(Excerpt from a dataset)
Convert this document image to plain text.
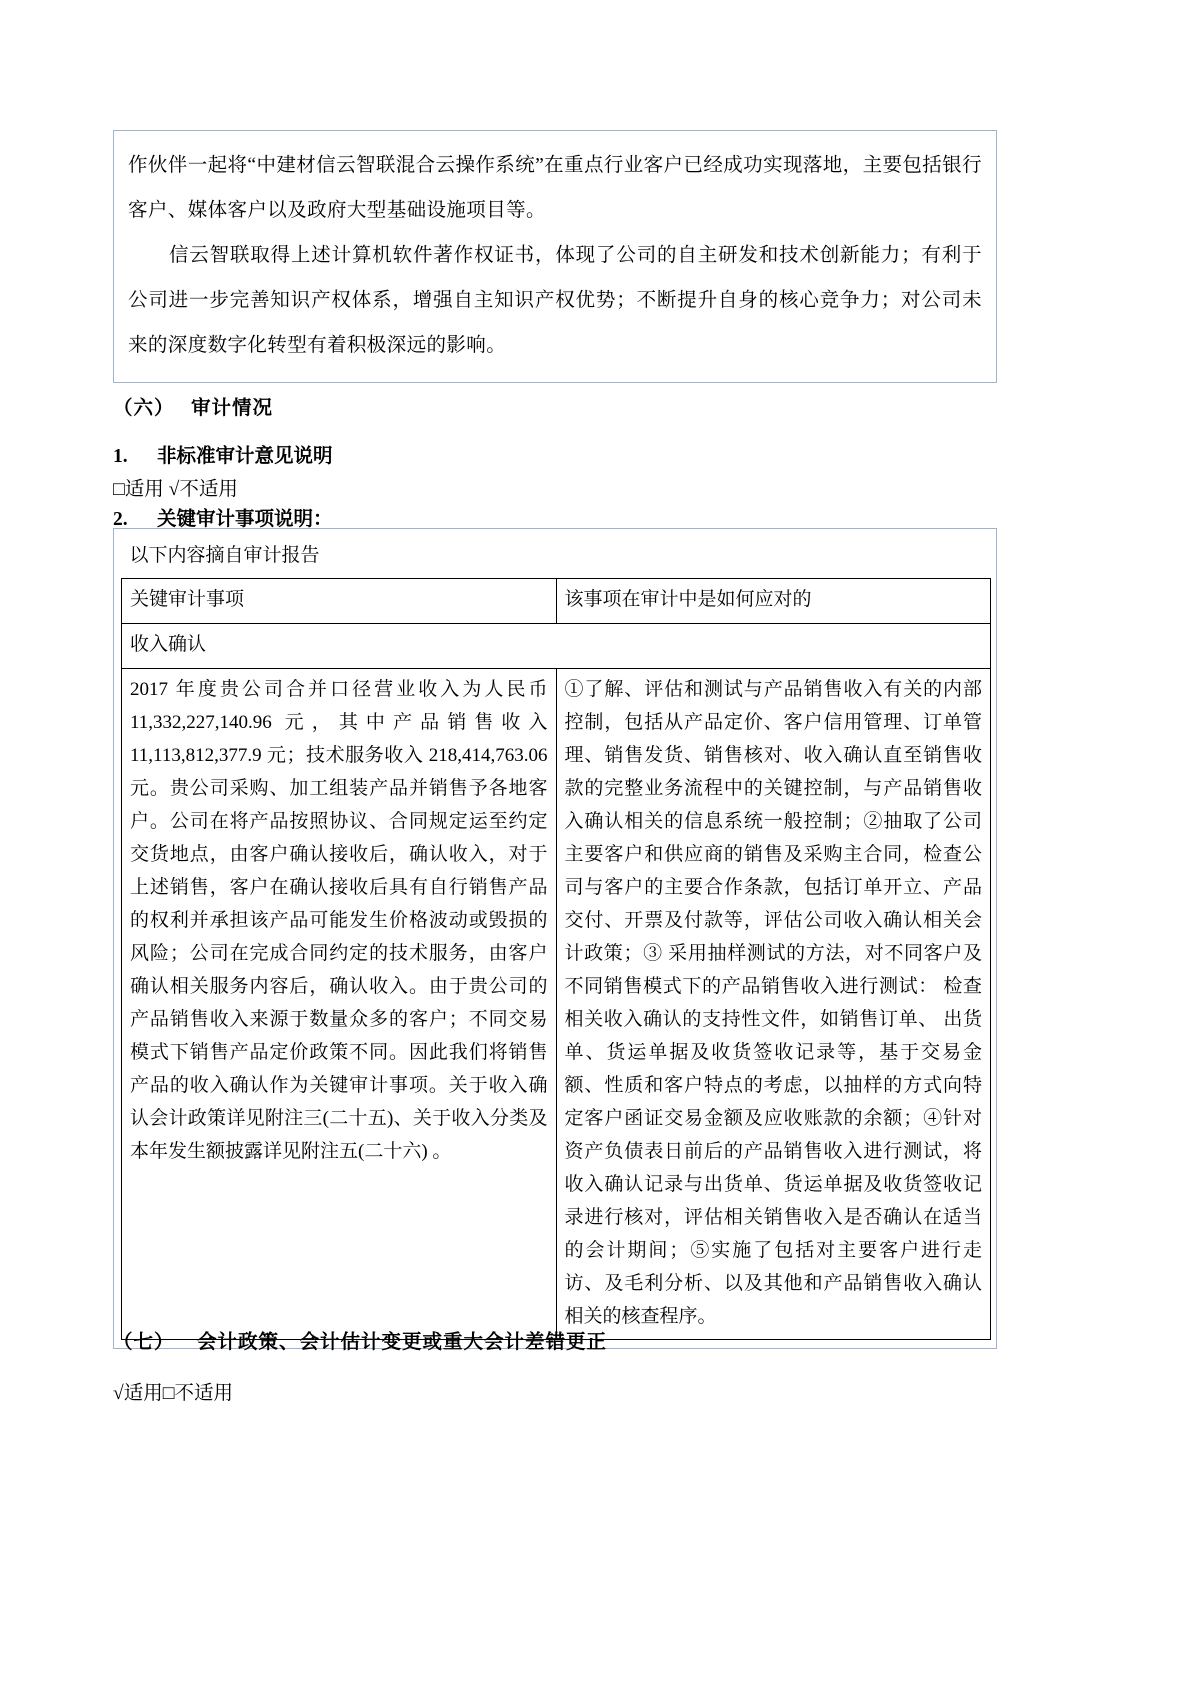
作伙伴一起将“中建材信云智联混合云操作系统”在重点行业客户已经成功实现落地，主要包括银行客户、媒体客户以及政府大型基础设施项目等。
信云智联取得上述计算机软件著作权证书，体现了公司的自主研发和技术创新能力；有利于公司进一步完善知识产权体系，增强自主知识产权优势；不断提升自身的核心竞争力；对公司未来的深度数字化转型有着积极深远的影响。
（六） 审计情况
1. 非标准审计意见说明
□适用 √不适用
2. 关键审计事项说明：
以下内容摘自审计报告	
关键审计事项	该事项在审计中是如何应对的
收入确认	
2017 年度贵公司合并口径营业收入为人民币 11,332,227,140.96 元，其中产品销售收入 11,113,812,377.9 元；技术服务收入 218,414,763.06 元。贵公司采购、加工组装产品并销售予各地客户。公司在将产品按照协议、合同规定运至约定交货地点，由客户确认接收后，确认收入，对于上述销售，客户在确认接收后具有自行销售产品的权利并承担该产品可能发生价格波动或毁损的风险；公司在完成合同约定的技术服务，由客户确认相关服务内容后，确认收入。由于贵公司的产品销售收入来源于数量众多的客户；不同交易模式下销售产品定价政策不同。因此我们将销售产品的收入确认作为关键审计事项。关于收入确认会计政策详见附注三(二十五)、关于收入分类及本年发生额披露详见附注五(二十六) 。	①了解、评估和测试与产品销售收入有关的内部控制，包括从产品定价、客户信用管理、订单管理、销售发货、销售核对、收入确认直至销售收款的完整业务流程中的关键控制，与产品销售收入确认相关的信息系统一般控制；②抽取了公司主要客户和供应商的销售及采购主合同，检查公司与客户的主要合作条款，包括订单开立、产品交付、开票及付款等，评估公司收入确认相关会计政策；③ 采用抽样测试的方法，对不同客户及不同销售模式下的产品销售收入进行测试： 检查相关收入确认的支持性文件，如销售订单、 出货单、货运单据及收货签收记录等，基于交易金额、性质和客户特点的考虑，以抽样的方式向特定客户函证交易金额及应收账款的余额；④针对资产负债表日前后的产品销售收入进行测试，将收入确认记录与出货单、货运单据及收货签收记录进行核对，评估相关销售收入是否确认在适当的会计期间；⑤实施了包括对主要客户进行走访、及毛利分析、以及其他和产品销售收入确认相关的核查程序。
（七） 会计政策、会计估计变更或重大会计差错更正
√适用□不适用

__GOAL OF THE EXERCISE__. Copy out all the entries exactly. Images stay out of the copy.

__FINISHED ANSWER__.
Convert this document image to plain text.
作伙伴一起将“中建材信云智联混合云操作系统”在重点行业客户已经成功实现落地，主要包括银行客户、媒体客户以及政府大型基础设施项目等。
信云智联取得上述计算机软件著作权证书，体现了公司的自主研发和技术创新能力；有利于公司进一步完善知识产权体系，增强自主知识产权优势；不断提升自身的核心竞争力；对公司未来的深度数字化转型有着积极深远的影响。
（六） 审计情况
1. 非标准审计意见说明
□适用 √不适用
2. 关键审计事项说明：
以下内容摘自审计报告	
关键审计事项	该事项在审计中是如何应对的
收入确认	
2017 年度贵公司合并口径营业收入为人民币 11,332,227,140.96 元，其中产品销售收入 11,113,812,377.9 元；技术服务收入 218,414,763.06 元。贵公司采购、加工组装产品并销售予各地客户。公司在将产品按照协议、合同规定运至约定交货地点，由客户确认接收后，确认收入，对于上述销售，客户在确认接收后具有自行销售产品的权利并承担该产品可能发生价格波动或毁损的风险；公司在完成合同约定的技术服务，由客户确认相关服务内容后，确认收入。由于贵公司的产品销售收入来源于数量众多的客户；不同交易模式下销售产品定价政策不同。因此我们将销售产品的收入确认作为关键审计事项。关于收入确认会计政策详见附注三(二十五)、关于收入分类及本年发生额披露详见附注五(二十六) 。	①了解、评估和测试与产品销售收入有关的内部控制，包括从产品定价、客户信用管理、订单管理、销售发货、销售核对、收入确认直至销售收款的完整业务流程中的关键控制，与产品销售收入确认相关的信息系统一般控制；②抽取了公司主要客户和供应商的销售及采购主合同，检查公司与客户的主要合作条款，包括订单开立、产品交付、开票及付款等，评估公司收入确认相关会计政策；③ 采用抽样测试的方法，对不同客户及不同销售模式下的产品销售收入进行测试： 检查相关收入确认的支持性文件，如销售订单、 出货单、货运单据及收货签收记录等，基于交易金额、性质和客户特点的考虑，以抽样的方式向特定客户函证交易金额及应收账款的余额；④针对资产负债表日前后的产品销售收入进行测试，将收入确认记录与出货单、货运单据及收货签收记录进行核对，评估相关销售收入是否确认在适当的会计期间；⑤实施了包括对主要客户进行走访、及毛利分析、以及其他和产品销售收入确认相关的核查程序。
（七） 会计政策、会计估计变更或重大会计差错更正
√适用□不适用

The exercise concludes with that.